* YOUR TASK *
Give the number of lines in the records below that include "Scripts", and nothing more.

··· DATA LINES

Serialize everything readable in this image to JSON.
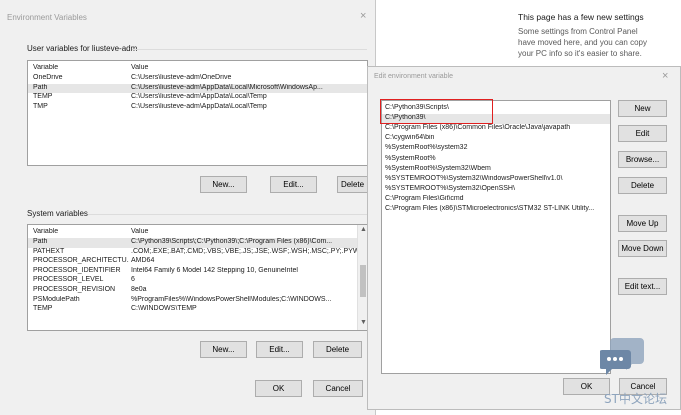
{
  "bg_panel": {
    "heading": "This page has a few new settings",
    "line1": "Some settings from Control Panel",
    "line2": "have moved here, and you can copy",
    "line3": "your PC info so it's easier to share."
  },
  "env_dialog": {
    "title": "Environment Variables",
    "user_group_label": "User variables for liusteve-adm",
    "user_columns": [
      "Variable",
      "Value"
    ],
    "user_rows": [
      {
        "variable": "OneDrive",
        "value": "C:\\Users\\liusteve-adm\\OneDrive"
      },
      {
        "variable": "Path",
        "value": "C:\\Users\\liusteve-adm\\AppData\\Local\\Microsoft\\WindowsAp..."
      },
      {
        "variable": "TEMP",
        "value": "C:\\Users\\liusteve-adm\\AppData\\Local\\Temp"
      },
      {
        "variable": "TMP",
        "value": "C:\\Users\\liusteve-adm\\AppData\\Local\\Temp"
      }
    ],
    "user_buttons": {
      "new": "New...",
      "edit": "Edit...",
      "delete": "Delete"
    },
    "system_group_label": "System variables",
    "system_columns": [
      "Variable",
      "Value"
    ],
    "system_rows": [
      {
        "variable": "Path",
        "value": "C:\\Python39\\Scripts\\;C:\\Python39\\;C:\\Program Files (x86)\\Com..."
      },
      {
        "variable": "PATHEXT",
        "value": ".COM;.EXE;.BAT;.CMD;.VBS;.VBE;.JS;.JSE;.WSF;.WSH;.MSC;.PY;.PYW"
      },
      {
        "variable": "PROCESSOR_ARCHITECTU...",
        "value": "AMD64"
      },
      {
        "variable": "PROCESSOR_IDENTIFIER",
        "value": "Intel64 Family 6 Model 142 Stepping 10, GenuineIntel"
      },
      {
        "variable": "PROCESSOR_LEVEL",
        "value": "6"
      },
      {
        "variable": "PROCESSOR_REVISION",
        "value": "8e0a"
      },
      {
        "variable": "PSModulePath",
        "value": "%ProgramFiles%\\WindowsPowerShell\\Modules;C:\\WINDOWS..."
      },
      {
        "variable": "TEMP",
        "value": "C:\\WINDOWS\\TEMP"
      }
    ],
    "system_buttons": {
      "new": "New...",
      "edit": "Edit...",
      "delete": "Delete"
    },
    "ok": "OK",
    "cancel": "Cancel",
    "close_glyph": "×"
  },
  "edit_dialog": {
    "title": "Edit environment variable",
    "close_glyph": "×",
    "paths": [
      "C:\\Python39\\Scripts\\",
      "C:\\Python39\\",
      "C:\\Program Files (x86)\\Common Files\\Oracle\\Java\\javapath",
      "C:\\cygwin64\\bin",
      "%SystemRoot%\\system32",
      "%SystemRoot%",
      "%SystemRoot%\\System32\\Wbem",
      "%SYSTEMROOT%\\System32\\WindowsPowerShell\\v1.0\\",
      "%SYSTEMROOT%\\System32\\OpenSSH\\",
      "C:\\Program Files\\Git\\cmd",
      "C:\\Program Files (x86)\\STMicroelectronics\\STM32 ST-LINK Utility..."
    ],
    "buttons": {
      "new": "New",
      "edit": "Edit",
      "browse": "Browse...",
      "delete": "Delete",
      "move_up": "Move Up",
      "move_down": "Move Down",
      "edit_text": "Edit text..."
    },
    "ok": "OK",
    "cancel": "Cancel",
    "highlight_color": "#e02020"
  },
  "watermark": {
    "text": "ST中文论坛",
    "color": "#8ea4bd"
  }
}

······

* FULL RESPONSE *
2